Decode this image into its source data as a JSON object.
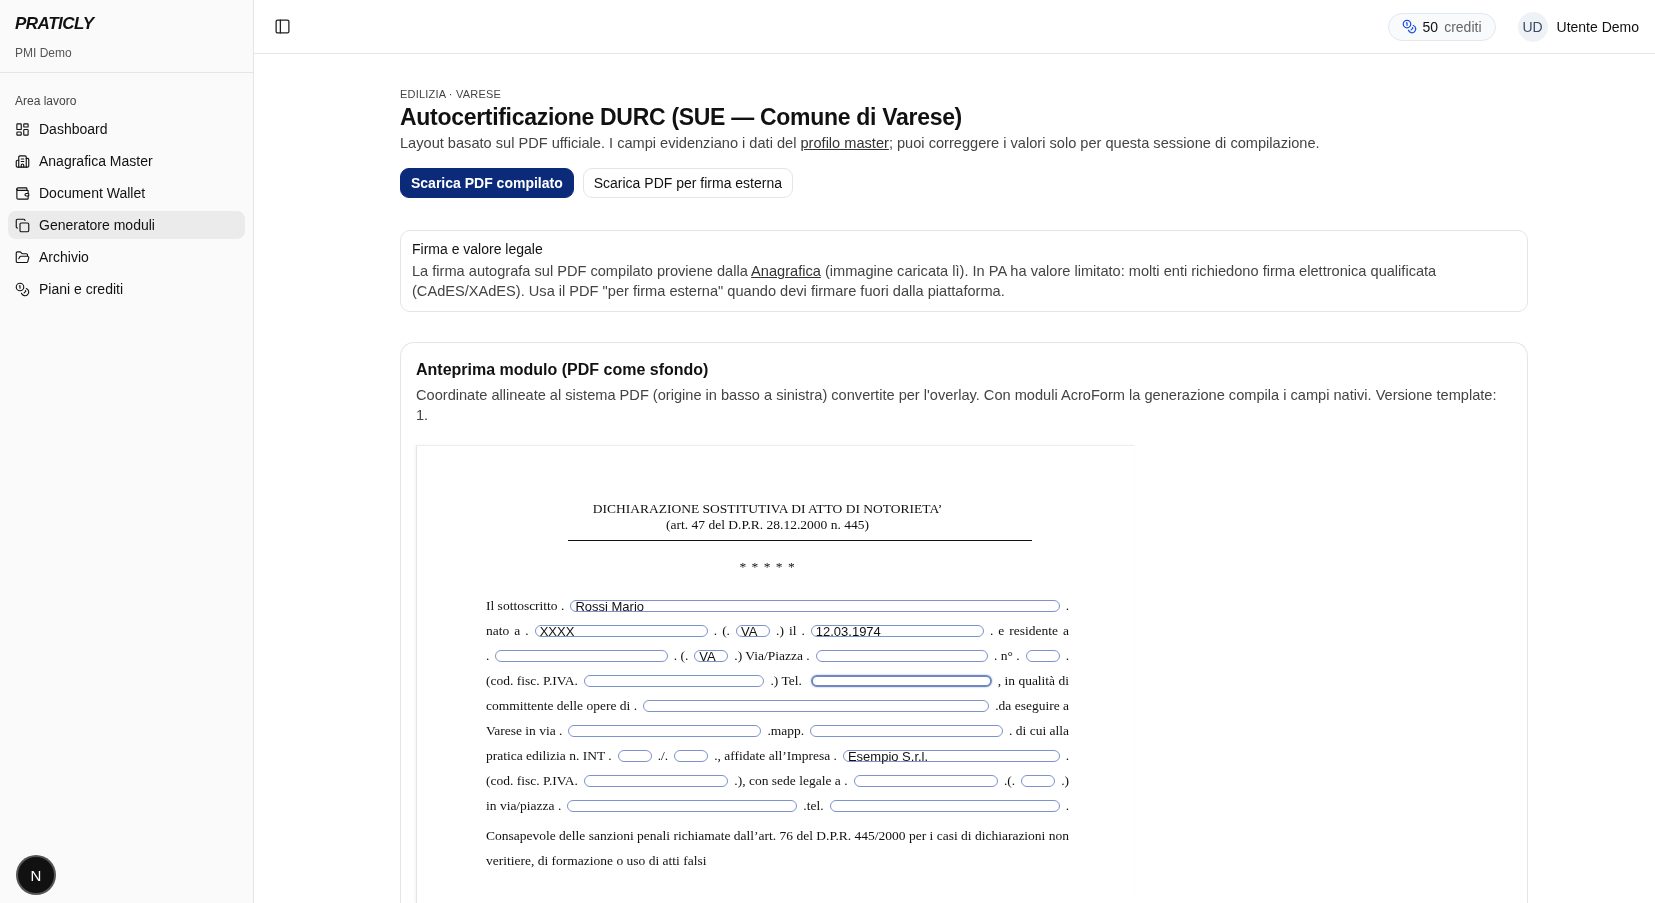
{
  "sidebar": {
    "logo": "PRATICLY",
    "workspace": "PMI Demo",
    "section_label": "Area lavoro",
    "items": [
      {
        "label": "Dashboard",
        "selected": false
      },
      {
        "label": "Anagrafica Master",
        "selected": false
      },
      {
        "label": "Document Wallet",
        "selected": false
      },
      {
        "label": "Generatore moduli",
        "selected": true
      },
      {
        "label": "Archivio",
        "selected": false
      },
      {
        "label": "Piani e crediti",
        "selected": false
      }
    ],
    "dev_badge": "N"
  },
  "header": {
    "credits_count": "50",
    "credits_label": "crediti",
    "avatar": "UD",
    "user_name": "Utente Demo"
  },
  "page": {
    "breadcrumb": "EDILIZIA · VARESE",
    "title": "Autocertificazione DURC (SUE — Comune di Varese)",
    "subtitle": "Layout basato sul PDF ufficiale. I campi evidenziano i dati del ",
    "subtitle_link": "profilo master",
    "subtitle_end": "; puoi correggere i valori solo per questa sessione di compilazione.",
    "buttons": [
      {
        "label": "Scarica PDF compilato",
        "kind": "primary"
      },
      {
        "label": "Scarica PDF per firma esterna",
        "kind": "outline"
      }
    ]
  },
  "notice": {
    "title": "Firma e valore legale",
    "text_start": "La firma autografa sul PDF compilato proviene dalla ",
    "link": "Anagrafica",
    "text_end": " (immagine caricata lì). In PA ha valore limitato: molti enti richiedono firma elettronica qualificata (CAdES/XAdES). Usa il PDF \"per firma esterna\" quando devi firmare fuori dalla piattaforma."
  },
  "preview": {
    "title": "Anteprima modulo (PDF come sfondo)",
    "description": "Coordinate allineate al sistema PDF (origine in basso a sinistra) convertite per l'overlay. Con moduli AcroForm la generazione compila i campi nativi. Versione template: 1.",
    "document": {
      "heading": "DICHIARAZIONE SOSTITUTIVA DI ATTO DI NOTORIETA’",
      "subheading": "(art. 47 del D.P.R. 28.12.2000 n. 445)",
      "separator": "* * * * *",
      "lines": [
        [
          {
            "kind": "text",
            "text": "Il sottoscritto ."
          },
          {
            "kind": "field",
            "value": "Rossi Mario",
            "focused": false
          },
          {
            "kind": "text",
            "text": "."
          }
        ],
        [
          {
            "kind": "text",
            "text": "nato"
          },
          {
            "kind": "text",
            "text": "a"
          },
          {
            "kind": "text",
            "text": "."
          },
          {
            "kind": "field",
            "value": "XXXX",
            "focused": false
          },
          {
            "kind": "text",
            "text": "."
          },
          {
            "kind": "text",
            "text": "(."
          },
          {
            "kind": "small_field",
            "value": "VA",
            "focused": false
          },
          {
            "kind": "text",
            "text": ".)"
          },
          {
            "kind": "text",
            "text": "il"
          },
          {
            "kind": "text",
            "text": "."
          },
          {
            "kind": "field",
            "value": "12.03.1974",
            "focused": false
          },
          {
            "kind": "text",
            "text": "."
          },
          {
            "kind": "text",
            "text": "e"
          },
          {
            "kind": "text",
            "text": "residente"
          },
          {
            "kind": "text",
            "text": "a"
          }
        ],
        [
          {
            "kind": "text",
            "text": "."
          },
          {
            "kind": "field",
            "focused": false
          },
          {
            "kind": "text",
            "text": ". (."
          },
          {
            "kind": "small_field",
            "value": "VA",
            "focused": false
          },
          {
            "kind": "text",
            "text": ".) Via/Piazza ."
          },
          {
            "kind": "field",
            "focused": false
          },
          {
            "kind": "text",
            "text": ". n° ."
          },
          {
            "kind": "small_field",
            "focused": false
          },
          {
            "kind": "text",
            "text": "."
          }
        ],
        [
          {
            "kind": "text",
            "text": "(cod. fisc. P.IVA."
          },
          {
            "kind": "field",
            "focused": false
          },
          {
            "kind": "text",
            "text": ".) Tel. "
          },
          {
            "kind": "field",
            "focused": true
          },
          {
            "kind": "text",
            "text": ", in qualità di"
          }
        ],
        [
          {
            "kind": "text",
            "text": "committente delle opere di ."
          },
          {
            "kind": "field",
            "focused": false
          },
          {
            "kind": "text",
            "text": ".da eseguire a"
          }
        ],
        [
          {
            "kind": "text",
            "text": "Varese in via ."
          },
          {
            "kind": "field",
            "focused": false
          },
          {
            "kind": "text",
            "text": ".mapp."
          },
          {
            "kind": "field",
            "focused": false
          },
          {
            "kind": "text",
            "text": ". di cui alla"
          }
        ],
        [
          {
            "kind": "text",
            "text": "pratica edilizia n. INT ."
          },
          {
            "kind": "small_field",
            "focused": false
          },
          {
            "kind": "text",
            "text": "./."
          },
          {
            "kind": "small_field",
            "focused": false
          },
          {
            "kind": "text",
            "text": "., affidate all’Impresa ."
          },
          {
            "kind": "field",
            "value": "Esempio S.r.l.",
            "focused": false
          },
          {
            "kind": "text",
            "text": "."
          }
        ],
        [
          {
            "kind": "text",
            "text": "(cod. fisc. P.IVA."
          },
          {
            "kind": "field",
            "focused": false
          },
          {
            "kind": "text",
            "text": ".), con sede legale a ."
          },
          {
            "kind": "field",
            "focused": false
          },
          {
            "kind": "text",
            "text": ".(."
          },
          {
            "kind": "small_field",
            "focused": false
          },
          {
            "kind": "text",
            "text": ".)"
          }
        ],
        [
          {
            "kind": "text",
            "text": "in via/piazza ."
          },
          {
            "kind": "field",
            "focused": false
          },
          {
            "kind": "text",
            "text": ".tel."
          },
          {
            "kind": "field",
            "focused": false
          },
          {
            "kind": "text",
            "text": "."
          }
        ]
      ],
      "paragraph": "Consapevole delle sanzioni penali richiamate dall’art. 76 del D.P.R. 445/2000 per i casi di dichiarazioni non veritiere, di formazione o uso di atti falsi"
    }
  }
}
------------------------------
§ What you will do
Find the lines above holding the word "legale" and show them.

§ Answer for this exercise
    "title": "Firma e valore legale",
            "text": ".), con sede legale a ."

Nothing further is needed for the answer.